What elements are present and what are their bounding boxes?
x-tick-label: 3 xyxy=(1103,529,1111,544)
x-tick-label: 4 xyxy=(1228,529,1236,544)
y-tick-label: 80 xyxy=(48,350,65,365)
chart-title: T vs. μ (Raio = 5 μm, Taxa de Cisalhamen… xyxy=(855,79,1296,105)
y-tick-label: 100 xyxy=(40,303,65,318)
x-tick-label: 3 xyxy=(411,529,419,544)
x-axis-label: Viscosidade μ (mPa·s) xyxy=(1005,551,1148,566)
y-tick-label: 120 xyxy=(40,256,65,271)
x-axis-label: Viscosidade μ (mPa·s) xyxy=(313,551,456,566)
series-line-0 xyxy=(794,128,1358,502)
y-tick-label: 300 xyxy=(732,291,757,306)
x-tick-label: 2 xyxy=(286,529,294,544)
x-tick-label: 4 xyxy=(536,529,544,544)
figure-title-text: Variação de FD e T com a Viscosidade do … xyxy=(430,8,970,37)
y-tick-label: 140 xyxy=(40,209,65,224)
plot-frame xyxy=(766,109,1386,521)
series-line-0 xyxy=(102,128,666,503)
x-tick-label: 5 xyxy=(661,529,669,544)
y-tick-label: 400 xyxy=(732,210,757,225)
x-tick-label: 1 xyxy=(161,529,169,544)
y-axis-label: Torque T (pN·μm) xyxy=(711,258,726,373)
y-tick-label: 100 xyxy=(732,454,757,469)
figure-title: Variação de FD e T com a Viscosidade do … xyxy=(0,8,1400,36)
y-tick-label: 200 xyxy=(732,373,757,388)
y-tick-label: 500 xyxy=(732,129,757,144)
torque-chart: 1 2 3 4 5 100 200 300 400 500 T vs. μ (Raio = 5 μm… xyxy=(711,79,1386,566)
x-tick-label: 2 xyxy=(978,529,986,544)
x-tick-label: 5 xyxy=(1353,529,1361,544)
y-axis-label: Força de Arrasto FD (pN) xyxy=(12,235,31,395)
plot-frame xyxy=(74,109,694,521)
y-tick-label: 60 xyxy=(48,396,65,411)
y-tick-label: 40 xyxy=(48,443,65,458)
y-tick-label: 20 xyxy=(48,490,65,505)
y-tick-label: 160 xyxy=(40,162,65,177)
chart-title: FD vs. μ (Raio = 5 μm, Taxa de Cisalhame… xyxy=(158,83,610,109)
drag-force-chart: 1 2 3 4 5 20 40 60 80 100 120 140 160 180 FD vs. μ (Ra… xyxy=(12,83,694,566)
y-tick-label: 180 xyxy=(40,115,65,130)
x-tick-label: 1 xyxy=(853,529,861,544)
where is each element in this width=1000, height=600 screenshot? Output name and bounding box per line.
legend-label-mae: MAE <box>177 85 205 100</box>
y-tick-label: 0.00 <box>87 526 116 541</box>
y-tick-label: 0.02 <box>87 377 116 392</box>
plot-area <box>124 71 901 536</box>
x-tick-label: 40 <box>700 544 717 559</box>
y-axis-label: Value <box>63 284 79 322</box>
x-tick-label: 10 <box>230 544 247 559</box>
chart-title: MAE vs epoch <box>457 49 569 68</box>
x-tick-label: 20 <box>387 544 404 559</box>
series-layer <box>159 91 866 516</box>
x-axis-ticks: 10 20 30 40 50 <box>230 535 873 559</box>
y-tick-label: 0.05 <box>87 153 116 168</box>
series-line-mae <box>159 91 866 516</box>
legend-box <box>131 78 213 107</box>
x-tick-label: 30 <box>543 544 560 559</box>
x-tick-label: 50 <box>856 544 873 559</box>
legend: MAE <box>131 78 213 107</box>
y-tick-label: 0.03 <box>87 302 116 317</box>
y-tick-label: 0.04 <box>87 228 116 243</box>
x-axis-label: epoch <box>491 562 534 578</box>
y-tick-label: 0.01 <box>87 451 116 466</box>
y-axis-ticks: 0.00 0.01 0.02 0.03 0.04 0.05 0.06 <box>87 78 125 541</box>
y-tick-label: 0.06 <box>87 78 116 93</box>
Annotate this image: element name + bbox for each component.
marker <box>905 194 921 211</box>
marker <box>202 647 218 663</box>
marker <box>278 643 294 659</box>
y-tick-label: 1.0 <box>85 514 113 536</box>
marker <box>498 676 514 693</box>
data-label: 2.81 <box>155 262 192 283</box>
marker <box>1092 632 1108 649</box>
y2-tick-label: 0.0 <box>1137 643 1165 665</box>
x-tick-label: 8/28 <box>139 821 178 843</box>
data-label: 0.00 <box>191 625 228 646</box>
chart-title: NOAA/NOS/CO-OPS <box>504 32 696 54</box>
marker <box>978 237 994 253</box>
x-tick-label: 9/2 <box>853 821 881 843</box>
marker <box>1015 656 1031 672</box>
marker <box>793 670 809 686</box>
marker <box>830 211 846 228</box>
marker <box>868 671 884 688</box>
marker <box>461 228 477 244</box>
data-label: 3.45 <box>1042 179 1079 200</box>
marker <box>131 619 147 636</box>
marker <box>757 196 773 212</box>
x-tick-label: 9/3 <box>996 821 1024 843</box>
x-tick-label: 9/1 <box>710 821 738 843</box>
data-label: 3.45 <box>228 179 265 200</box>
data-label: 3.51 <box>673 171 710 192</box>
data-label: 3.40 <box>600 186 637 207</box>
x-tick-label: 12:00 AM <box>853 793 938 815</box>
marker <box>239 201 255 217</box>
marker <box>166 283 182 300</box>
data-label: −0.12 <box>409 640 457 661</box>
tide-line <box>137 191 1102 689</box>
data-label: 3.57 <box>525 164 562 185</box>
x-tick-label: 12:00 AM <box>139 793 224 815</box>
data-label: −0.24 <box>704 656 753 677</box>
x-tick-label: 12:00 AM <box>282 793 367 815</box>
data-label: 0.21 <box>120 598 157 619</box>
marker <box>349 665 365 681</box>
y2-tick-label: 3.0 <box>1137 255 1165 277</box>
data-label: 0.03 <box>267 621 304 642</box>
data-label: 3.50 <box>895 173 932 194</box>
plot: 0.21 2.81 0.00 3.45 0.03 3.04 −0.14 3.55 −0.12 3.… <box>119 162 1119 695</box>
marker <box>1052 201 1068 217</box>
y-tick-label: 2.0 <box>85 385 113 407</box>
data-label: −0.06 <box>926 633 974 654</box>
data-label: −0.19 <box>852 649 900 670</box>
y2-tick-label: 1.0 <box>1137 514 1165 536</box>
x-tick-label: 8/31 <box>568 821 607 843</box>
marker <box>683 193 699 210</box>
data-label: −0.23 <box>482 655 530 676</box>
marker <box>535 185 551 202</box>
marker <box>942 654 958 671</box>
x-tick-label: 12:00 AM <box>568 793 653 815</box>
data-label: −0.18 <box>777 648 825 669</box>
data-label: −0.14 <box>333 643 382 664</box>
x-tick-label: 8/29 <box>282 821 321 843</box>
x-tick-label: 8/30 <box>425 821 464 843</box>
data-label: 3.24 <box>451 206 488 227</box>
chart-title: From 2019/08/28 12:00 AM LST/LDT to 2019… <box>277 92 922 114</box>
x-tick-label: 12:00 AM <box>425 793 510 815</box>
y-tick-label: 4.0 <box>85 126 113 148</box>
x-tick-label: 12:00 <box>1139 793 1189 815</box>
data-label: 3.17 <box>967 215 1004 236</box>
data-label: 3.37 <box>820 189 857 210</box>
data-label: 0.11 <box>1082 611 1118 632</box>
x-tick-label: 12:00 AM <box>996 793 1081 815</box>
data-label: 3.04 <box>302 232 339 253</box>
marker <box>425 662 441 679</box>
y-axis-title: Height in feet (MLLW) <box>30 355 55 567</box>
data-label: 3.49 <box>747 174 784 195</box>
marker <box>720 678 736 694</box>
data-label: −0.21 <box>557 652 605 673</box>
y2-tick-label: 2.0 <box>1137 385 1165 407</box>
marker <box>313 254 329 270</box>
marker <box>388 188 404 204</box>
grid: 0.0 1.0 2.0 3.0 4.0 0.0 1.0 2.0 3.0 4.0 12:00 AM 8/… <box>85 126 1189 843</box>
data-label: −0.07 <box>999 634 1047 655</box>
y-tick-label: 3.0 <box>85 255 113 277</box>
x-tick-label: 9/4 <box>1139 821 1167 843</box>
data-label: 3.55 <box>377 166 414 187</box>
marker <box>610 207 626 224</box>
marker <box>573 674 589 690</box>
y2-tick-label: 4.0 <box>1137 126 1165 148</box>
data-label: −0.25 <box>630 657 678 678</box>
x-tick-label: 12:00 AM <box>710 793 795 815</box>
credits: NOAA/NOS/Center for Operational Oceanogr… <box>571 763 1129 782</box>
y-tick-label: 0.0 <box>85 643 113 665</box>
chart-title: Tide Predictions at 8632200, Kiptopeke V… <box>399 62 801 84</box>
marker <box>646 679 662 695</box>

##########

- _DIRECTIVE_
Please reproduce the lines of the material from its very start through the line containing "x-axis-label: Viscosidade μ (mPa·s) xyxy=(1005,551,1148,566)", with both ends included.

- _SOLUTION TO THE PROBLEM_
What elements are present and what are their bounding boxes?
x-tick-label: 3 xyxy=(1103,529,1111,544)
x-tick-label: 4 xyxy=(1228,529,1236,544)
y-tick-label: 80 xyxy=(48,350,65,365)
chart-title: T vs. μ (Raio = 5 μm, Taxa de Cisalhamen… xyxy=(855,79,1296,105)
y-tick-label: 100 xyxy=(40,303,65,318)
x-tick-label: 3 xyxy=(411,529,419,544)
x-axis-label: Viscosidade μ (mPa·s) xyxy=(1005,551,1148,566)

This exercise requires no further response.